--- start ---
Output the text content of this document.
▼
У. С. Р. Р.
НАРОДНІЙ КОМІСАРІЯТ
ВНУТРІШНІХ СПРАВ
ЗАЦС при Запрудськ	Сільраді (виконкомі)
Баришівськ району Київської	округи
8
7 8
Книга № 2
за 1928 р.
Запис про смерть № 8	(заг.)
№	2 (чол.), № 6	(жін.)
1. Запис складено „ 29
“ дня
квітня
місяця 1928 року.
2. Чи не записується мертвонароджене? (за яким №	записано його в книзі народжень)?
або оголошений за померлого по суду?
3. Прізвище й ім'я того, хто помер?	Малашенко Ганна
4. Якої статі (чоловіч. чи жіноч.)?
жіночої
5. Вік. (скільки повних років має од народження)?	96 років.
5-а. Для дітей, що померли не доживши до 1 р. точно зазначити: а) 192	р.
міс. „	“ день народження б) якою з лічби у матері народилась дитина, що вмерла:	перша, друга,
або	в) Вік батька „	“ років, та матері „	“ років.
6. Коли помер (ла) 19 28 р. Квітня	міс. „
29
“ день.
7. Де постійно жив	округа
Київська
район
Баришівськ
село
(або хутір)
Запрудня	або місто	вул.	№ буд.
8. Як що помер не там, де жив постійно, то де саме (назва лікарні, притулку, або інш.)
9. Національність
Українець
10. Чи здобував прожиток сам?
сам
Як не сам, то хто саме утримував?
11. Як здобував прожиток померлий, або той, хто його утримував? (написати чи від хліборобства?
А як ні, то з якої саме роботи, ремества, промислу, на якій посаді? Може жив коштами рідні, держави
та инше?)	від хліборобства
--- end ---
** What is expected **
Write out all of the records above exactly as they appear.

** Task answer **
Output the text content of this document.
▼
У. С. Р. Р.
НАРОДНІЙ КОМІСАРІЯТ
ВНУТРІШНІХ СПРАВ
ЗАЦС при Запрудськ	Сільраді (виконкомі)
Баришівськ району Київської	округи
8
7 8
Книга № 2
за 1928 р.
Запис про смерть № 8	(заг.)
№	2 (чол.), № 6	(жін.)
1. Запис складено „ 29
“ дня
квітня
місяця 1928 року.
2. Чи не записується мертвонароджене? (за яким №	записано його в книзі народжень)?
або оголошений за померлого по суду?
3. Прізвище й ім'я того, хто помер?	Малашенко Ганна
4. Якої статі (чоловіч. чи жіноч.)?
жіночої
5. Вік. (скільки повних років має од народження)?	96 років.
5-а. Для дітей, що померли не доживши до 1 р. точно зазначити: а) 192	р.
міс. „	“ день народження б) якою з лічби у матері народилась дитина, що вмерла:	перша, друга,
або	в) Вік батька „	“ років, та матері „	“ років.
6. Коли помер (ла) 19 28 р. Квітня	міс. „
29
“ день.
7. Де постійно жив	округа
Київська
район
Баришівськ
село
(або хутір)
Запрудня	або місто	вул.	№ буд.
8. Як що помер не там, де жив постійно, то де саме (назва лікарні, притулку, або інш.)
9. Національність
Українець
10. Чи здобував прожиток сам?
сам
Як не сам, то хто саме утримував?
11. Як здобував прожиток померлий, або той, хто його утримував? (написати чи від хліборобства?
А як ні, то з якої саме роботи, ремества, промислу, на якій посаді? Може жив коштами рідні, держави
та инше?)	від хліборобства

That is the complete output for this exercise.